[WHAT NEEDS TO BE DONE] Each entry below is to be written out exactly, and the pictures are to be left out.

Start of RECORDS FOR THIS EXERCISE

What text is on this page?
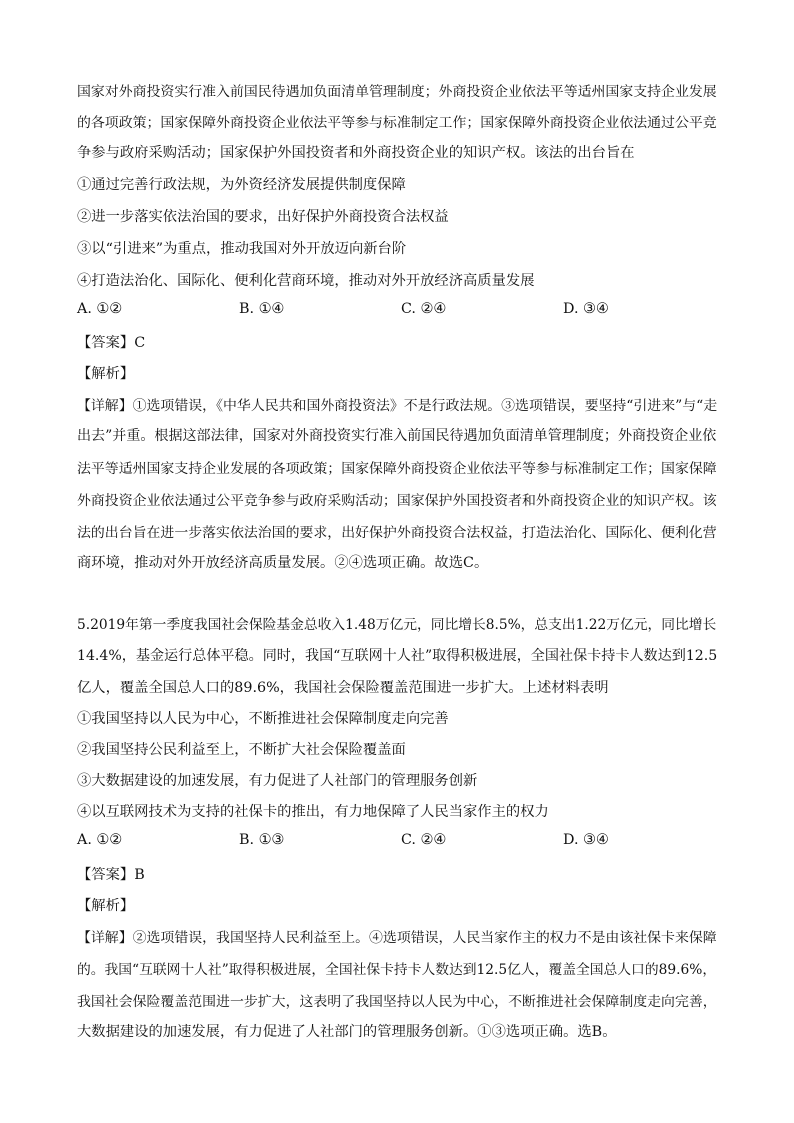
国家对外商投资实行准入前国民待遇加负面清单管理制度；外商投资企业依法平等适州国家支持企业发展
的各项政策；国家保障外商投资企业依法平等参与标准制定工作；国家保障外商投资企业依法通过公平竞
争参与政府采购活动；国家保护外国投资者和外商投资企业的知识产权。该法的出台旨在
①通过完善行政法规，为外资经济发展提供制度保障
②进一步落实依法治国的要求，出好保护外商投资合法权益
③以“引进来”为重点，推动我国对外开放迈向新台阶
④打造法治化、国际化、便利化营商环境，推动对外开放经济高质量发展
A. ①②	B. ①④	C. ②④	D. ③④
【答案】C
【解析】
【详解】①选项错误，《中华人民共和国外商投资法》不是行政法规。③选项错误，要坚持“引进来”与“走
出去”并重。根据这部法律，国家对外商投资实行准入前国民待遇加负面清单管理制度；外商投资企业依
法平等适州国家支持企业发展的各项政策；国家保障外商投资企业依法平等参与标准制定工作；国家保障
外商投资企业依法通过公平竞争参与政府采购活动；国家保护外国投资者和外商投资企业的知识产权。该
法的出台旨在进一步落实依法治国的要求，出好保护外商投资合法权益，打造法治化、国际化、便利化营
商环境，推动对外开放经济高质量发展。②④选项正确。故选C。
5.2019年第一季度我国社会保险基金总收入1.48万亿元，同比增长8.5%，总支出1.22万亿元，同比增长
14.4%，基金运行总体平稳。同时，我国“互联网十人社”取得积极进展，全国社保卡持卡人数达到12.5
亿人，覆盖全国总人口的89.6%，我国社会保险覆盖范围进一步扩大。上述材料表明
①我国坚持以人民为中心，不断推进社会保障制度走向完善
②我国坚持公民利益至上，不断扩大社会保险覆盖面
③大数据建设的加速发展，有力促进了人社部门的管理服务创新
④以互联网技术为支持的社保卡的推出，有力地保障了人民当家作主的权力
A. ①②	B. ①③	C. ②④	D. ③④
【答案】B
【解析】
【详解】②选项错误，我国坚持人民利益至上。④选项错误，人民当家作主的权力不是由该社保卡来保障
的。我国“互联网十人社”取得积极进展，全国社保卡持卡人数达到12.5亿人，覆盖全国总人口的89.6%，
我国社会保险覆盖范围进一步扩大，这表明了我国坚持以人民为中心，不断推进社会保障制度走向完善，
大数据建设的加速发展，有力促进了人社部门的管理服务创新。①③选项正确。选B。
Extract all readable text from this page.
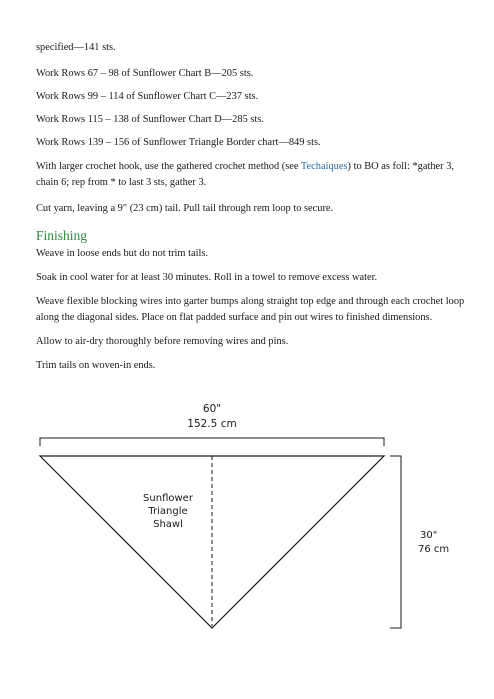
specified—141 sts.

Work Rows 67 – 98 of Sunflower Chart B—205 sts.

Work Rows 99 – 114 of Sunflower Chart C—237 sts.

Work Rows 115 – 138 of Sunflower Chart D—285 sts.

Work Rows 139 – 156 of Sunflower Triangle Border chart—849 sts.

With larger crochet hook, use the gathered crochet method (see Techaiques) to BO as foll: *gather 3, chain 6; rep from * to last 3 sts, gather 3.

Cut yarn, leaving a 9" (23 cm) tail. Pull tail through rem loop to secure.

Finishing

Weave in loose ends but do not trim tails.

Soak in cool water for at least 30 minutes. Roll in a towel to remove excess water.

Weave flexible blocking wires into garter bumps along straight top edge and through each crochet loop along the diagonal sides. Place on flat padded surface and pin out wires to finished dimensions.

Allow to air-dry thoroughly before removing wires and pins.

Trim tails on woven-in ends.

60"
152.5 cm
Sunflower
Triangle
Shawl
30"
76 cm
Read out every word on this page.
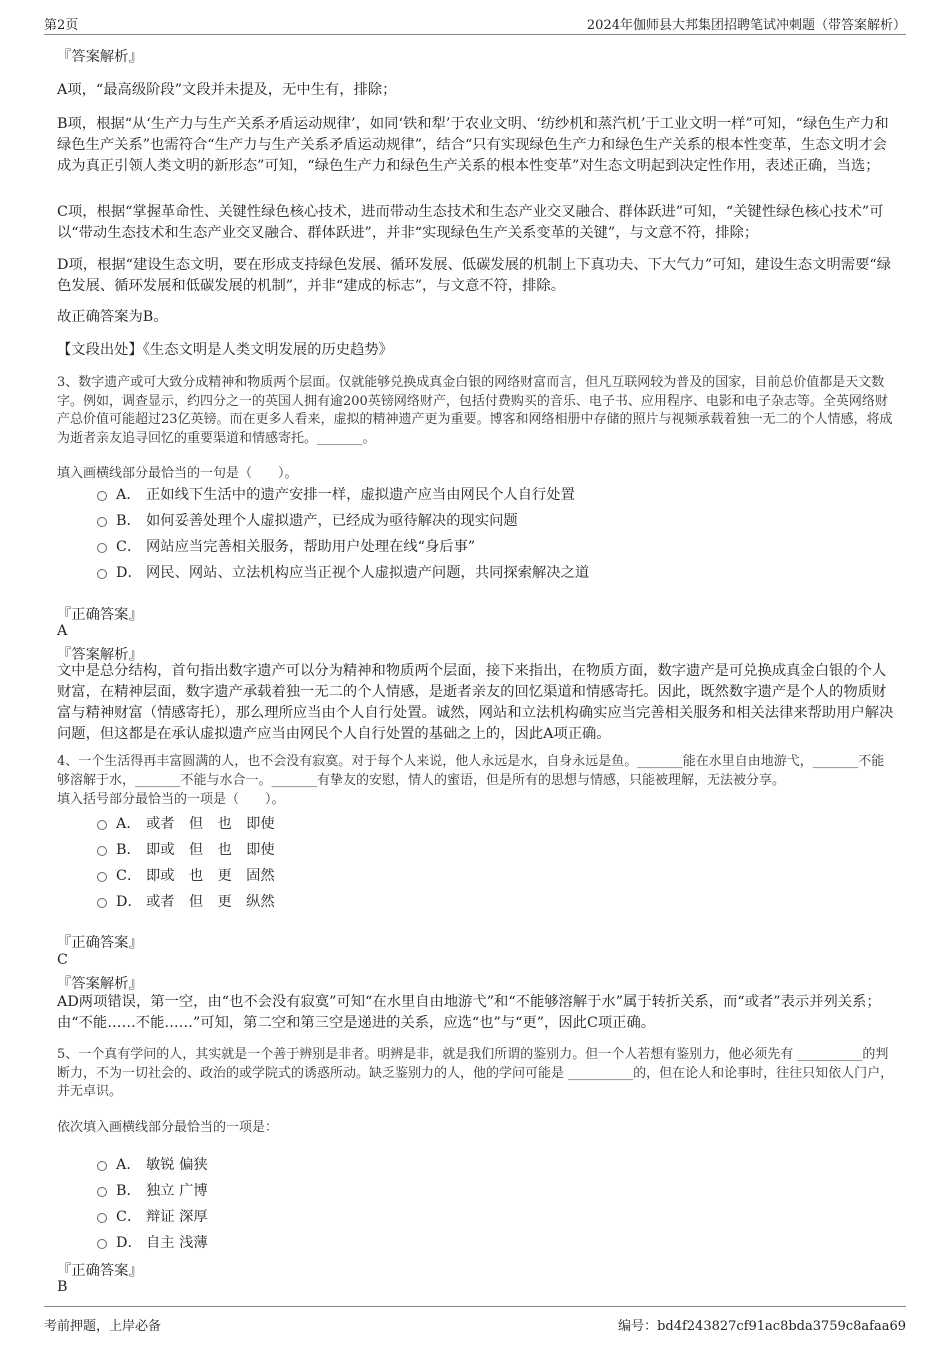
第2页	2024年伽师县大邦集团招聘笔试冲刺题（带答案解析）
『答案解析』
A项，“最高级阶段”文段并未提及，无中生有，排除；
B项，根据“从‘生产力与生产关系矛盾运动规律’，如同‘铁和犁’于农业文明、‘纺纱机和蒸汽机’于工业文明一样”可知，“绿色生产力和绿色生产关系”也需符合“生产力与生产关系矛盾运动规律”，结合“只有实现绿色生产力和绿色生产关系的根本性变革，生态文明才会成为真正引领人类文明的新形态”可知，“绿色生产力和绿色生产关系的根本性变革”对生态文明起到决定性作用，表述正确，当选；
C项，根据“掌握革命性、关键性绿色核心技术，进而带动生态技术和生态产业交叉融合、群体跃进”可知，“关键性绿色核心技术”可以“带动生态技术和生态产业交叉融合、群体跃进”，并非“实现绿色生产关系变革的关键”，与文意不符，排除；
D项，根据“建设生态文明，要在形成支持绿色发展、循环发展、低碳发展的机制上下真功夫、下大气力”可知，建设生态文明需要“绿色发展、循环发展和低碳发展的机制”，并非“建成的标志”，与文意不符，排除。
故正确答案为B。
【文段出处】《生态文明是人类文明发展的历史趋势》
3、数字遗产或可大致分成精神和物质两个层面。仅就能够兑换成真金白银的网络财富而言，但凡互联网较为普及的国家，目前总价值都是天文数字。例如，调查显示，约四分之一的英国人拥有逾200英镑网络财产，包括付费购买的音乐、电子书、应用程序、电影和电子杂志等。全英网络财产总价值可能超过23亿英镑。而在更多人看来，虚拟的精神遗产更为重要。博客和网络相册中存储的照片与视频承载着独一无二的个人情感，将成为逝者亲友追寻回忆的重要渠道和情感寄托。_______。
填入画横线部分最恰当的一句是（　　）。
A． 正如线下生活中的遗产安排一样，虚拟遗产应当由网民个人自行处置
B． 如何妥善处理个人虚拟遗产，已经成为亟待解决的现实问题
C． 网站应当完善相关服务，帮助用户处理在线“身后事”
D． 网民、网站、立法机构应当正视个人虚拟遗产问题，共同探索解决之道
『正确答案』
A
『答案解析』
文中是总分结构，首句指出数字遗产可以分为精神和物质两个层面，接下来指出，在物质方面，数字遗产是可兑换成真金白银的个人财富，在精神层面，数字遗产承载着独一无二的个人情感，是逝者亲友的回忆渠道和情感寄托。因此，既然数字遗产是个人的物质财富与精神财富（情感寄托），那么理所应当由个人自行处置。诚然，网站和立法机构确实应当完善相关服务和相关法律来帮助用户解决问题，但这都是在承认虚拟遗产应当由网民个人自行处置的基础之上的，因此A项正确。
4、一个生活得再丰富圆满的人，也不会没有寂寞。对于每个人来说，他人永远是水，自身永远是鱼。_______能在水里自由地游弋，_______不能够溶解于水，_______不能与水合一。_______有挚友的安慰，情人的蜜语，但是所有的思想与情感，只能被理解，无法被分享。
填入括号部分最恰当的一项是（　　）。
A． 或者　但　也　即使
B． 即或　但　也　即使
C． 即或　也　更　固然
D． 或者　但　更　纵然
『正确答案』
C
『答案解析』
AD两项错误，第一空，由“也不会没有寂寞”可知“在水里自由地游弋”和“不能够溶解于水”属于转折关系，而“或者”表示并列关系；由“不能……不能……”可知，第二空和第三空是递进的关系，应选“也”与“更”，因此C项正确。
5、一个真有学问的人，其实就是一个善于辨别是非者。明辨是非，就是我们所谓的鉴别力。但一个人若想有鉴别力，他必须先有 __________的判断力，不为一切社会的、政治的或学院式的诱惑所动。缺乏鉴别力的人，他的学问可能是 __________的，但在论人和论事时，往往只知依人门户，并无卓识。
依次填入画横线部分最恰当的一项是：
A． 敏锐 偏狭
B． 独立 广博
C． 辩证 深厚
D． 自主 浅薄
『正确答案』
B
考前押题，上岸必备	编号：bd4f243827cf91ac8bda3759c8afaa69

End of RECORDS FOR THIS EXERCISE

[EXERCISE RESULT]
What text is on this page?
国家对外商投资实行准入前国民待遇加负面清单管理制度；外商投资企业依法平等适州国家支持企业发展
的各项政策；国家保障外商投资企业依法平等参与标准制定工作；国家保障外商投资企业依法通过公平竞
争参与政府采购活动；国家保护外国投资者和外商投资企业的知识产权。该法的出台旨在
①通过完善行政法规，为外资经济发展提供制度保障
②进一步落实依法治国的要求，出好保护外商投资合法权益
③以“引进来”为重点，推动我国对外开放迈向新台阶
④打造法治化、国际化、便利化营商环境，推动对外开放经济高质量发展
A. ①②	B. ①④	C. ②④	D. ③④
【答案】C
【解析】
【详解】①选项错误，《中华人民共和国外商投资法》不是行政法规。③选项错误，要坚持“引进来”与“走
出去”并重。根据这部法律，国家对外商投资实行准入前国民待遇加负面清单管理制度；外商投资企业依
法平等适州国家支持企业发展的各项政策；国家保障外商投资企业依法平等参与标准制定工作；国家保障
外商投资企业依法通过公平竞争参与政府采购活动；国家保护外国投资者和外商投资企业的知识产权。该
法的出台旨在进一步落实依法治国的要求，出好保护外商投资合法权益，打造法治化、国际化、便利化营
商环境，推动对外开放经济高质量发展。②④选项正确。故选C。
5.2019年第一季度我国社会保险基金总收入1.48万亿元，同比增长8.5%，总支出1.22万亿元，同比增长
14.4%，基金运行总体平稳。同时，我国“互联网十人社”取得积极进展，全国社保卡持卡人数达到12.5
亿人，覆盖全国总人口的89.6%，我国社会保险覆盖范围进一步扩大。上述材料表明
①我国坚持以人民为中心，不断推进社会保障制度走向完善
②我国坚持公民利益至上，不断扩大社会保险覆盖面
③大数据建设的加速发展，有力促进了人社部门的管理服务创新
④以互联网技术为支持的社保卡的推出，有力地保障了人民当家作主的权力
A. ①②	B. ①③	C. ②④	D. ③④
【答案】B
【解析】
【详解】②选项错误，我国坚持人民利益至上。④选项错误，人民当家作主的权力不是由该社保卡来保障
的。我国“互联网十人社”取得积极进展，全国社保卡持卡人数达到12.5亿人，覆盖全国总人口的89.6%，
我国社会保险覆盖范围进一步扩大，这表明了我国坚持以人民为中心，不断推进社会保障制度走向完善，
大数据建设的加速发展，有力促进了人社部门的管理服务创新。①③选项正确。选B。
Extract all readable text from this page.
specified—141 sts.

Work Rows 67 – 98 of Sunflower Chart B—205 sts.

Work Rows 99 – 114 of Sunflower Chart C—237 sts.

Work Rows 115 – 138 of Sunflower Chart D—285 sts.

Work Rows 139 – 156 of Sunflower Triangle Border chart—849 sts.

With larger crochet hook, use the gathered crochet method (see Techaiques) to BO as foll: *gather 3, chain 6; rep from * to last 3 sts, gather 3.

Cut yarn, leaving a 9" (23 cm) tail. Pull tail through rem loop to secure.

Finishing

Weave in loose ends but do not trim tails.

Soak in cool water for at least 30 minutes. Roll in a towel to remove excess water.

Weave flexible blocking wires into garter bumps along straight top edge and through each crochet loop along the diagonal sides. Place on flat padded surface and pin out wires to finished dimensions.

Allow to air-dry thoroughly before removing wires and pins.

Trim tails on woven-in ends.

60"
152.5 cm
Sunflower
Triangle
Shawl
30"
76 cm
Read out every word on this page.
第2页	2024年伽师县大邦集团招聘笔试冲刺题（带答案解析）
『答案解析』
A项，“最高级阶段”文段并未提及，无中生有，排除；
B项，根据“从‘生产力与生产关系矛盾运动规律’，如同‘铁和犁’于农业文明、‘纺纱机和蒸汽机’于工业文明一样”可知，“绿色生产力和绿色生产关系”也需符合“生产力与生产关系矛盾运动规律”，结合“只有实现绿色生产力和绿色生产关系的根本性变革，生态文明才会成为真正引领人类文明的新形态”可知，“绿色生产力和绿色生产关系的根本性变革”对生态文明起到决定性作用，表述正确，当选；
C项，根据“掌握革命性、关键性绿色核心技术，进而带动生态技术和生态产业交叉融合、群体跃进”可知，“关键性绿色核心技术”可以“带动生态技术和生态产业交叉融合、群体跃进”，并非“实现绿色生产关系变革的关键”，与文意不符，排除；
D项，根据“建设生态文明，要在形成支持绿色发展、循环发展、低碳发展的机制上下真功夫、下大气力”可知，建设生态文明需要“绿色发展、循环发展和低碳发展的机制”，并非“建成的标志”，与文意不符，排除。
故正确答案为B。
【文段出处】《生态文明是人类文明发展的历史趋势》
3、数字遗产或可大致分成精神和物质两个层面。仅就能够兑换成真金白银的网络财富而言，但凡互联网较为普及的国家，目前总价值都是天文数字。例如，调查显示，约四分之一的英国人拥有逾200英镑网络财产，包括付费购买的音乐、电子书、应用程序、电影和电子杂志等。全英网络财产总价值可能超过23亿英镑。而在更多人看来，虚拟的精神遗产更为重要。博客和网络相册中存储的照片与视频承载着独一无二的个人情感，将成为逝者亲友追寻回忆的重要渠道和情感寄托。_______。
填入画横线部分最恰当的一句是（　　）。
A． 正如线下生活中的遗产安排一样，虚拟遗产应当由网民个人自行处置
B． 如何妥善处理个人虚拟遗产，已经成为亟待解决的现实问题
C． 网站应当完善相关服务，帮助用户处理在线“身后事”
D． 网民、网站、立法机构应当正视个人虚拟遗产问题，共同探索解决之道
『正确答案』
A
『答案解析』
文中是总分结构，首句指出数字遗产可以分为精神和物质两个层面，接下来指出，在物质方面，数字遗产是可兑换成真金白银的个人财富，在精神层面，数字遗产承载着独一无二的个人情感，是逝者亲友的回忆渠道和情感寄托。因此，既然数字遗产是个人的物质财富与精神财富（情感寄托），那么理所应当由个人自行处置。诚然，网站和立法机构确实应当完善相关服务和相关法律来帮助用户解决问题，但这都是在承认虚拟遗产应当由网民个人自行处置的基础之上的，因此A项正确。
4、一个生活得再丰富圆满的人，也不会没有寂寞。对于每个人来说，他人永远是水，自身永远是鱼。_______能在水里自由地游弋，_______不能够溶解于水，_______不能与水合一。_______有挚友的安慰，情人的蜜语，但是所有的思想与情感，只能被理解，无法被分享。
填入括号部分最恰当的一项是（　　）。
A． 或者　但　也　即使
B． 即或　但　也　即使
C． 即或　也　更　固然
D． 或者　但　更　纵然
『正确答案』
C
『答案解析』
AD两项错误，第一空，由“也不会没有寂寞”可知“在水里自由地游弋”和“不能够溶解于水”属于转折关系，而“或者”表示并列关系；由“不能……不能……”可知，第二空和第三空是递进的关系，应选“也”与“更”，因此C项正确。
5、一个真有学问的人，其实就是一个善于辨别是非者。明辨是非，就是我们所谓的鉴别力。但一个人若想有鉴别力，他必须先有 __________的判断力，不为一切社会的、政治的或学院式的诱惑所动。缺乏鉴别力的人，他的学问可能是 __________的，但在论人和论事时，往往只知依人门户，并无卓识。
依次填入画横线部分最恰当的一项是：
A． 敏锐 偏狭
B． 独立 广博
C． 辩证 深厚
D． 自主 浅薄
『正确答案』
B
考前押题，上岸必备	编号：bd4f243827cf91ac8bda3759c8afaa69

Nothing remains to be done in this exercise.